## Task prompt
Pick out the lines containing "green".

## Data in this exercise
....
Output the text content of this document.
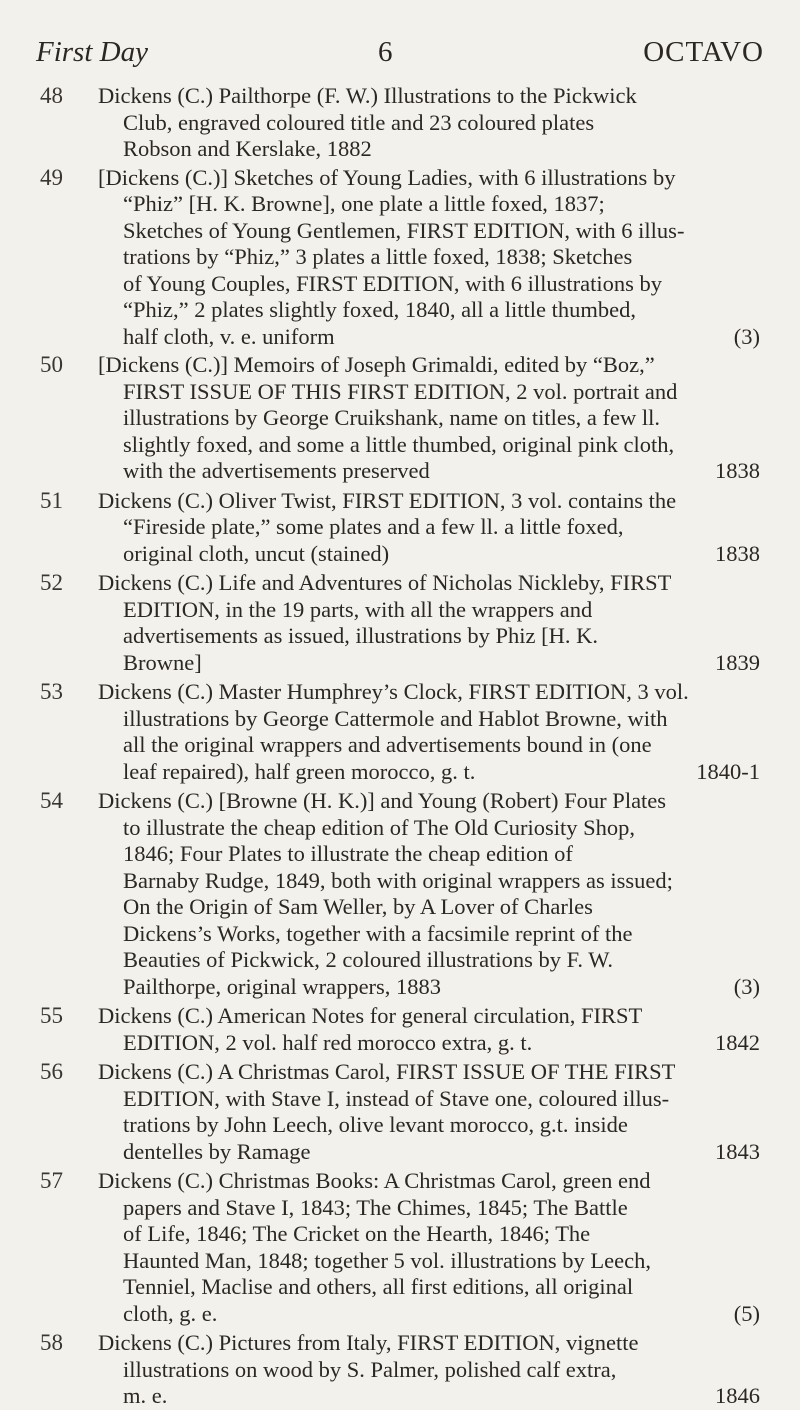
First Day	6	OCTAVO
48	Dickens (C.) Pailthorpe (F. W.) Illustrations to the Pickwick

Club, engraved coloured title and 23 coloured plates

Robson and Kerslake, 1882

49	[Dickens (C.)] Sketches of Young Ladies, with 6 illustrations by

“Phiz” [H. K. Browne], one plate a little foxed, 1837;

Sketches of Young Gentlemen, FIRST EDITION, with 6 illus-

trations by “Phiz,” 3 plates a little foxed, 1838; Sketches

of Young Couples, FIRST EDITION, with 6 illustrations by

“Phiz,” 2 plates slightly foxed, 1840, all a little thumbed,

half cloth, v. e. uniform	(3)

50	[Dickens (C.)] Memoirs of Joseph Grimaldi, edited by “Boz,”

FIRST ISSUE OF THIS FIRST EDITION, 2 vol. portrait and

illustrations by George Cruikshank, name on titles, a few ll.

slightly foxed, and some a little thumbed, original pink cloth,

with the advertisements preserved	1838

51	Dickens (C.) Oliver Twist, FIRST EDITION, 3 vol. contains the

“Fireside plate,” some plates and a few ll. a little foxed,

original cloth, uncut (stained)	1838

52	Dickens (C.) Life and Adventures of Nicholas Nickleby, FIRST

EDITION, in the 19 parts, with all the wrappers and

advertisements as issued, illustrations by Phiz [H. K.

Browne]	1839

53	Dickens (C.) Master Humphrey’s Clock, FIRST EDITION, 3 vol.

illustrations by George Cattermole and Hablot Browne, with

all the original wrappers and advertisements bound in (one

leaf repaired), half green morocco, g. t.	1840-1

54	Dickens (C.) [Browne (H. K.)] and Young (Robert) Four Plates

to illustrate the cheap edition of The Old Curiosity Shop,

1846; Four Plates to illustrate the cheap edition of

Barnaby Rudge, 1849, both with original wrappers as issued;

On the Origin of Sam Weller, by A Lover of Charles

Dickens’s Works, together with a facsimile reprint of the

Beauties of Pickwick, 2 coloured illustrations by F. W.

Pailthorpe, original wrappers, 1883	(3)

55	Dickens (C.) American Notes for general circulation, FIRST

EDITION, 2 vol. half red morocco extra, g. t.	1842

56	Dickens (C.) A Christmas Carol, FIRST ISSUE OF THE FIRST

EDITION, with Stave I, instead of Stave one, coloured illus-

trations by John Leech, olive levant morocco, g.t. inside

dentelles by Ramage	1843

57	Dickens (C.) Christmas Books: A Christmas Carol, green end

papers and Stave I, 1843; The Chimes, 1845; The Battle

of Life, 1846; The Cricket on the Hearth, 1846; The

Haunted Man, 1848; together 5 vol. illustrations by Leech,

Tenniel, Maclise and others, all first editions, all original

cloth, g. e.	(5)

58	Dickens (C.) Pictures from Italy, FIRST EDITION, vignette

illustrations on wood by S. Palmer, polished calf extra,

m. e.	1846
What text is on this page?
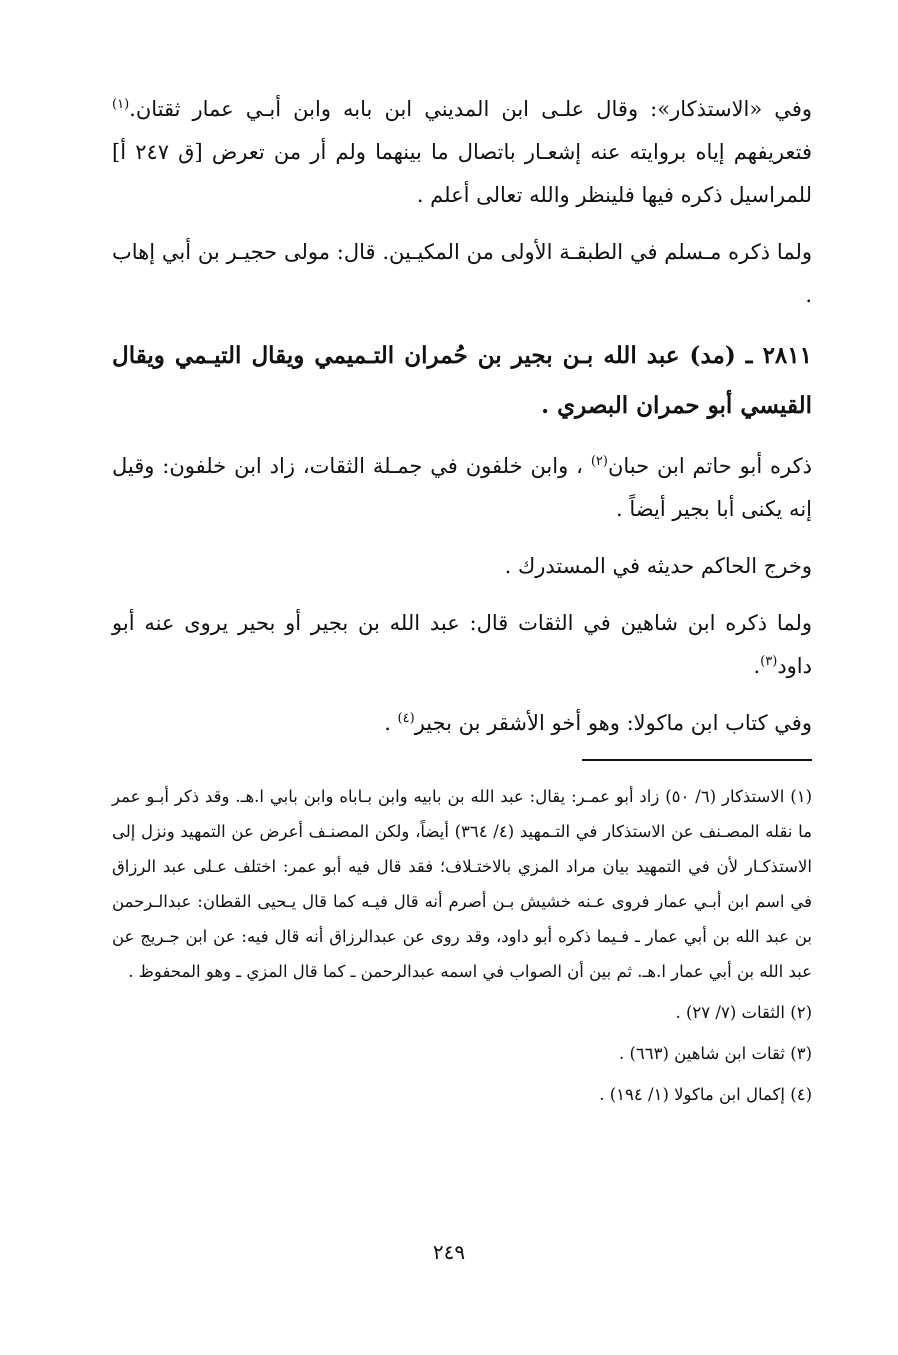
وفي «الاستذكار»: وقال علـى ابن المديني ابن بابه وابن أبـي عمار ثقتان.$^{(١)}$ فتعريفهم إياه بروايته عنه إشعـار باتصال ما بينهما ولم أر من تعرض [ق ٢٤٧ أ] للمراسيل ذكره فيها فلينظر والله تعالى أعلم .

ولما ذكره مـسلم في الطبقـة الأولى من المكيـين. قال: مولى حجيـر بن أبي إهاب .

٢٨١١ ـ (مد) عبد الله بـن بجير بن حُمران التـميمي ويقال التيـمي ويقال القيسي أبو حمران البصري .

ذكره أبو حاتم ابن حبان$^{(٢)}$ ، وابن خلفون في جمـلة الثقات، زاد ابن خلفون: وقيل إنه يكنى أبا بجير أيضاً .

وخرج الحاكم حديثه في المستدرك .

ولما ذكره ابن شاهين في الثقات قال: عبد الله بن بجير أو بحير يروى عنه أبو داود$^{(٣)}$.

وفي كتاب ابن ماكولا: وهو أخو الأشقر بن بجير$^{(٤)}$ .

(١) الاستذكار (٦/ ٥٠) زاد أبو عمـر: يقال: عبد الله بن بابيه وابن بـاباه وابن بابي ا.هـ. وقد ذكر أبـو عمر ما نقله المصـنف عن الاستذكار في التـمهيد (٤/ ٣٦٤) أيضاً، ولكن المصنـف أعرض عن التمهيد ونزل إلى الاستذكـار لأن في التمهيد بيان مراد المزي بالاختـلاف؛ فقد قال فيه أبو عمر: اختلف عـلى عبد الرزاق في اسم ابن أبـي عمار فروى عـنه خشيش بـن أصرم أنه قال فيـه كما قال يـحيى القطان: عبدالـرحمن بن عبد الله بن أبي عمار ـ فـيما ذكره أبو داود، وقد روى عن عبدالرزاق أنه قال فيه: عن ابن جـريج عن عبد الله بن أبي عمار ا.هـ. ثم بين أن الصواب في اسمه عبدالرحمن ـ كما قال المزي ـ وهو المحفوظ .

(٢) الثقات (٧/ ٢٧) .

(٣) ثقات ابن شاهين (٦٦٣) .

(٤) إكمال ابن ماكولا (١/ ١٩٤) .

٢٤٩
....
## Complete output
leaf repaired), half green morocco, g. t.	1840-1
57	Dickens (C.) Christmas Books: A Christmas Carol, green end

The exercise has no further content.